_JOB:_
Copy out the rows below in full, replacing every instance of "grayscale" with "monochrome" and changing nothing else.

_RECORD SET:_
####################
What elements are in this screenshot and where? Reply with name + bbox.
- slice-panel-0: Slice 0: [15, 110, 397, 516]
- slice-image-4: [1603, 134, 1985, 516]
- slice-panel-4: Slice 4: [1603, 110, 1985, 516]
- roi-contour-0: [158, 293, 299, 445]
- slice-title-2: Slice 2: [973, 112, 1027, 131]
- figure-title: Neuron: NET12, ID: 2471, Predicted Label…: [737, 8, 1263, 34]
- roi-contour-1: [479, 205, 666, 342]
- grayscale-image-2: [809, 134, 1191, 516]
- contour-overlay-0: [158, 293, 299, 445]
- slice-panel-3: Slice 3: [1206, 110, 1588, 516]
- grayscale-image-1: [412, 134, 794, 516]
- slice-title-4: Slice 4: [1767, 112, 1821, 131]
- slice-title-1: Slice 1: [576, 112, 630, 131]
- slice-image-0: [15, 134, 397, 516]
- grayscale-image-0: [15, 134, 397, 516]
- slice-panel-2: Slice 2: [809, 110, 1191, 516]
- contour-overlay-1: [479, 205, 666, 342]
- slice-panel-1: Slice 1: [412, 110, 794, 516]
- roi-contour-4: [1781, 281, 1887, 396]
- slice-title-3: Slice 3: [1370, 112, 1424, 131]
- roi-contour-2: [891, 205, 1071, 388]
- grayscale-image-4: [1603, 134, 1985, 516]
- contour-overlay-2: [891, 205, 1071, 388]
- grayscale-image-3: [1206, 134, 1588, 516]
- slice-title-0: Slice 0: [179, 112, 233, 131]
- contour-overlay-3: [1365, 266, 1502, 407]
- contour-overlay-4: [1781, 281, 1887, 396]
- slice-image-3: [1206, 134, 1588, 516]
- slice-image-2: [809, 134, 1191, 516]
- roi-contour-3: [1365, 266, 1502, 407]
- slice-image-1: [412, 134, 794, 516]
####################
_COMPLETE OUTPUT:_
What elements are in this screenshot and where? Reply with name + bbox.
- slice-panel-0: Slice 0: [15, 110, 397, 516]
- slice-image-4: [1603, 134, 1985, 516]
- slice-panel-4: Slice 4: [1603, 110, 1985, 516]
- roi-contour-0: [158, 293, 299, 445]
- slice-title-2: Slice 2: [973, 112, 1027, 131]
- figure-title: Neuron: NET12, ID: 2471, Predicted Label…: [737, 8, 1263, 34]
- roi-contour-1: [479, 205, 666, 342]
- monochrome-image-2: [809, 134, 1191, 516]
- contour-overlay-0: [158, 293, 299, 445]
- slice-panel-3: Slice 3: [1206, 110, 1588, 516]
- monochrome-image-1: [412, 134, 794, 516]
- slice-title-4: Slice 4: [1767, 112, 1821, 131]
- slice-title-1: Slice 1: [576, 112, 630, 131]
- slice-image-0: [15, 134, 397, 516]
- monochrome-image-0: [15, 134, 397, 516]
- slice-panel-2: Slice 2: [809, 110, 1191, 516]
- contour-overlay-1: [479, 205, 666, 342]
- slice-panel-1: Slice 1: [412, 110, 794, 516]
- roi-contour-4: [1781, 281, 1887, 396]
- slice-title-3: Slice 3: [1370, 112, 1424, 131]
- roi-contour-2: [891, 205, 1071, 388]
- monochrome-image-4: [1603, 134, 1985, 516]
- contour-overlay-2: [891, 205, 1071, 388]
- monochrome-image-3: [1206, 134, 1588, 516]
- slice-title-0: Slice 0: [179, 112, 233, 131]
- contour-overlay-3: [1365, 266, 1502, 407]
- contour-overlay-4: [1781, 281, 1887, 396]
- slice-image-3: [1206, 134, 1588, 516]
- slice-image-2: [809, 134, 1191, 516]
- roi-contour-3: [1365, 266, 1502, 407]
- slice-image-1: [412, 134, 794, 516]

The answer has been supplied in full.